- [Stated problem]: Read the records below and copy each line that contains "text".

[Dataset items]
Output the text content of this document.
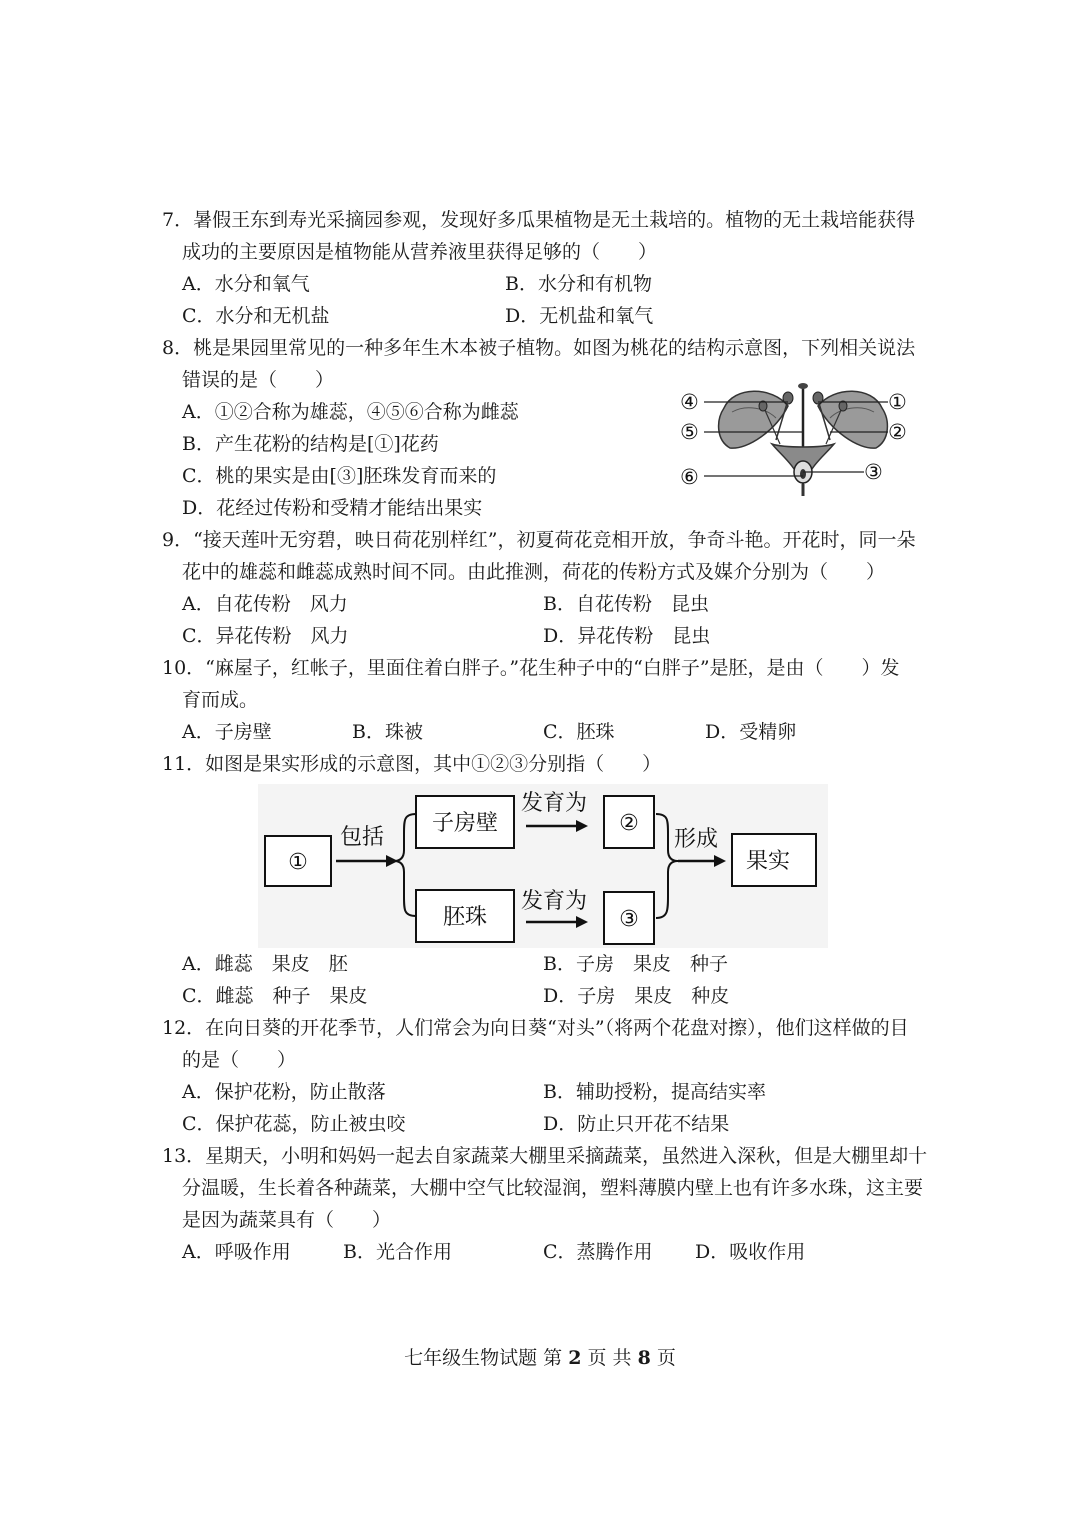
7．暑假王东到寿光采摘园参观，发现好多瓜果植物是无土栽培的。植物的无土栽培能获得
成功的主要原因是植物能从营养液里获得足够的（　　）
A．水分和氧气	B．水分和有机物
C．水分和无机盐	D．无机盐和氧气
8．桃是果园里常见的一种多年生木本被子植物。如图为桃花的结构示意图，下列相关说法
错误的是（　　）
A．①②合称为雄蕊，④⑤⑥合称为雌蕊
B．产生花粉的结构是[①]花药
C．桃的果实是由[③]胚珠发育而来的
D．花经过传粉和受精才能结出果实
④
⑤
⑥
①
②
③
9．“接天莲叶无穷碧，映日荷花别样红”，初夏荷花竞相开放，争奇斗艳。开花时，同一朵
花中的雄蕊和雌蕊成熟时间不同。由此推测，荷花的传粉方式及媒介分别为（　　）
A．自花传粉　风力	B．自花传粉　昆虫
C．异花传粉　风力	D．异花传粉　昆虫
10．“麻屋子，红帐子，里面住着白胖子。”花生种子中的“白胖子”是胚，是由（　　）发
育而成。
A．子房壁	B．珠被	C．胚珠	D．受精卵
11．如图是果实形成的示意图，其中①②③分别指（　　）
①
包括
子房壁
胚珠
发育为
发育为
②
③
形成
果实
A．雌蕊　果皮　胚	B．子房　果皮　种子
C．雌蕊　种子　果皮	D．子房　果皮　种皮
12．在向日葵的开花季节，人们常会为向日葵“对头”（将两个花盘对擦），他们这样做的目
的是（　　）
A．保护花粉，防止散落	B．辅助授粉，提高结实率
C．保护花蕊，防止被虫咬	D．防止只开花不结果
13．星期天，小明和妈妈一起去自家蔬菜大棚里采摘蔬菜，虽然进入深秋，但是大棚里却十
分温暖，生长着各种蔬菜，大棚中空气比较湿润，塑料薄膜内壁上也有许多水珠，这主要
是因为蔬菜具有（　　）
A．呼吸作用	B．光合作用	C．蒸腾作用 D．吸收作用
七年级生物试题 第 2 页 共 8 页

---

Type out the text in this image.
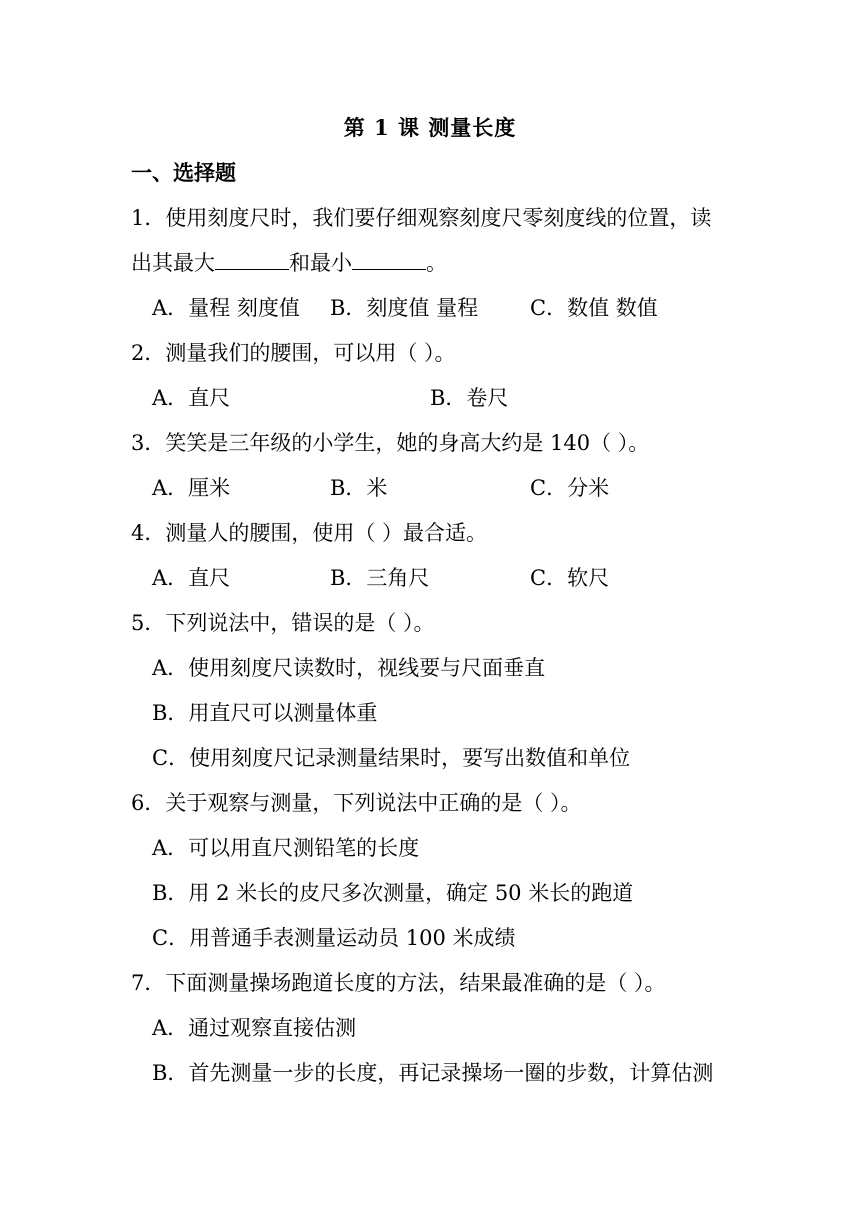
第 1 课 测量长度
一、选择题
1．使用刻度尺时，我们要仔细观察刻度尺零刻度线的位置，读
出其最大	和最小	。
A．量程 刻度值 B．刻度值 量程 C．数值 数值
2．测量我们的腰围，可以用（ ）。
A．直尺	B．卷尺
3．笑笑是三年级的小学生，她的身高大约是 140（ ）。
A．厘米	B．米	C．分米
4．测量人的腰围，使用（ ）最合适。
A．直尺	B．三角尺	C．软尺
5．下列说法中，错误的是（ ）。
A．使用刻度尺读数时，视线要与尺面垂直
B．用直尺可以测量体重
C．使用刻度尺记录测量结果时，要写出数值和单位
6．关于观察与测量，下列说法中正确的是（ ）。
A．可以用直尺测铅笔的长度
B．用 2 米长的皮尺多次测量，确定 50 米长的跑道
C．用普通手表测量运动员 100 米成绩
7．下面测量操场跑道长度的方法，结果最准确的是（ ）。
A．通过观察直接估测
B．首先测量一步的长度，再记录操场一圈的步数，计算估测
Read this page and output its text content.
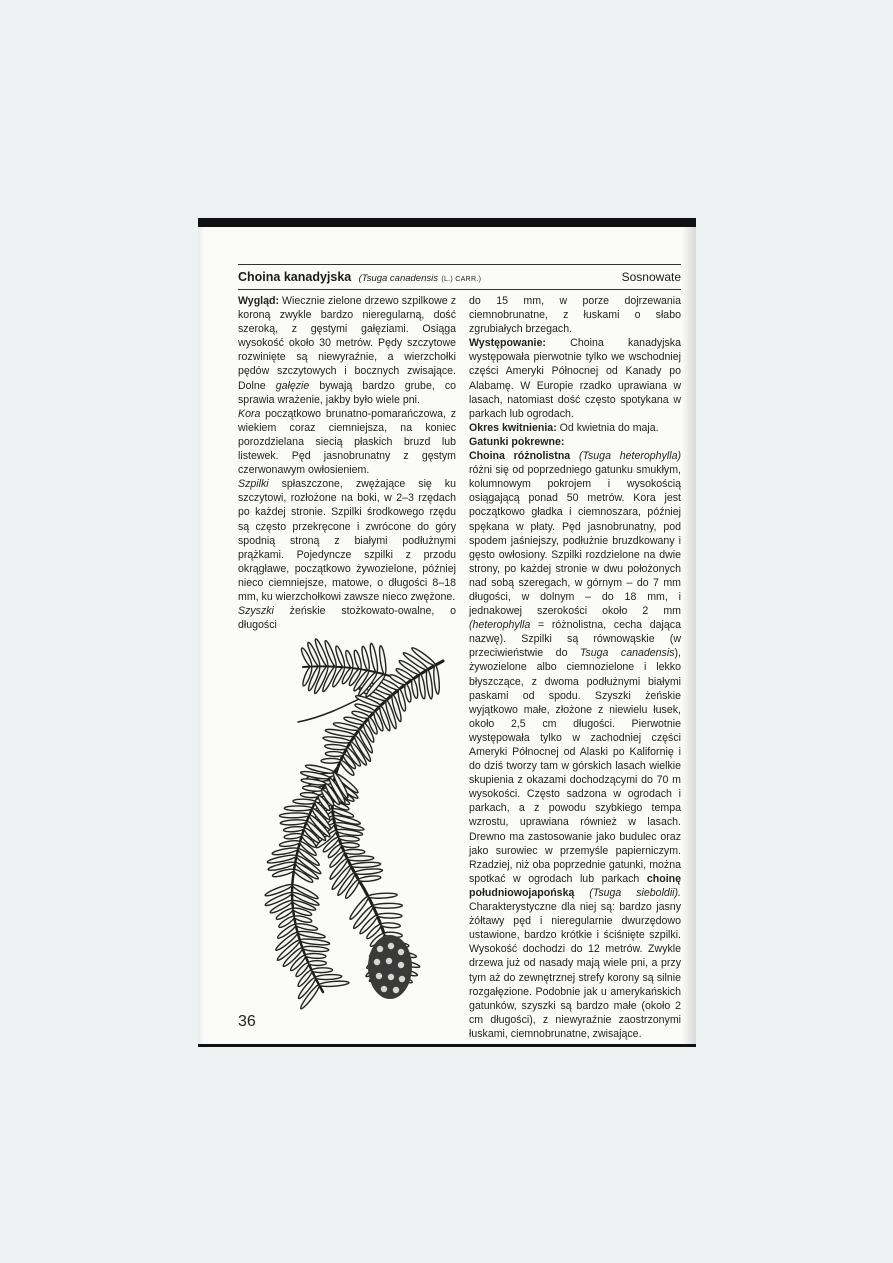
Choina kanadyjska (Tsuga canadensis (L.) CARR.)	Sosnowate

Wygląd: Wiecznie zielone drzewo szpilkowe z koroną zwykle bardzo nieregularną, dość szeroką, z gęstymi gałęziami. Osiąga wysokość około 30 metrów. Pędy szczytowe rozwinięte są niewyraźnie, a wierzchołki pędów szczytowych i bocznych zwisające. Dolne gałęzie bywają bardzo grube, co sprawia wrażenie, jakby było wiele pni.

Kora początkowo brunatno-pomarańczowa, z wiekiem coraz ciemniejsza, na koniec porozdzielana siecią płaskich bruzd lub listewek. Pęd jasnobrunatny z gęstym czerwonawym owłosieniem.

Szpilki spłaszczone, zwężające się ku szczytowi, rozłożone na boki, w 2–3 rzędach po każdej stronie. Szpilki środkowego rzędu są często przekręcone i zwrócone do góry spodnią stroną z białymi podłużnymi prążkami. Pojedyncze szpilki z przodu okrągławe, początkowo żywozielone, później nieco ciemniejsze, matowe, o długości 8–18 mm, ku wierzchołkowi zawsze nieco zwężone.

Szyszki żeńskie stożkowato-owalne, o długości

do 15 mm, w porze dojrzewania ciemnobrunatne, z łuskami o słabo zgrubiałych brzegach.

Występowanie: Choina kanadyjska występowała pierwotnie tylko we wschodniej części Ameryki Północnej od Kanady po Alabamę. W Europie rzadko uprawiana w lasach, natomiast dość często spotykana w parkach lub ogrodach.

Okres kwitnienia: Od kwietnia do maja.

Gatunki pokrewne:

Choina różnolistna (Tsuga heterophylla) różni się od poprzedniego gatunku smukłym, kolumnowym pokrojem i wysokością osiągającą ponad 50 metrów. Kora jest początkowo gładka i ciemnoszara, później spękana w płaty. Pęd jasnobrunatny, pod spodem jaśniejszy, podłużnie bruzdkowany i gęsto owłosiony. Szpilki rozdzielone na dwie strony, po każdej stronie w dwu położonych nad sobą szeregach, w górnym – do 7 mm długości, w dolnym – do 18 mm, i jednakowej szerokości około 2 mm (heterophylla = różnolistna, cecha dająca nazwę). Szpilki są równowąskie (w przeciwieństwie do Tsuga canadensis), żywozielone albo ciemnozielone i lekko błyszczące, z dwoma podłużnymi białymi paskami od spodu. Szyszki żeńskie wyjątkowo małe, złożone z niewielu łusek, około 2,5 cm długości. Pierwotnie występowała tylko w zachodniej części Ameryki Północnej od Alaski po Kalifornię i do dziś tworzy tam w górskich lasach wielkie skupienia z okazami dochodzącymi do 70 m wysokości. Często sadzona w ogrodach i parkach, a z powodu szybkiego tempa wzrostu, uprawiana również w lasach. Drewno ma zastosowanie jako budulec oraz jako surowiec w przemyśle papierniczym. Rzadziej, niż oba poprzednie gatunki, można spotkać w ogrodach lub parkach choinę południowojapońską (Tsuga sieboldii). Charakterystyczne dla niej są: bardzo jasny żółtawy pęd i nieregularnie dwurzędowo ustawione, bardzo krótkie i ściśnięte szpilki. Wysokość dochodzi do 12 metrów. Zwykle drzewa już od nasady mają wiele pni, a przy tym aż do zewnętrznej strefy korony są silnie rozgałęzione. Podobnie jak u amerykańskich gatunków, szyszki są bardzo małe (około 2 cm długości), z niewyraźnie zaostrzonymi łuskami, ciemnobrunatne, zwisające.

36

- [Written response]:
Output the text content of this document.
Type out the text in this image.
Read this page and output its text content.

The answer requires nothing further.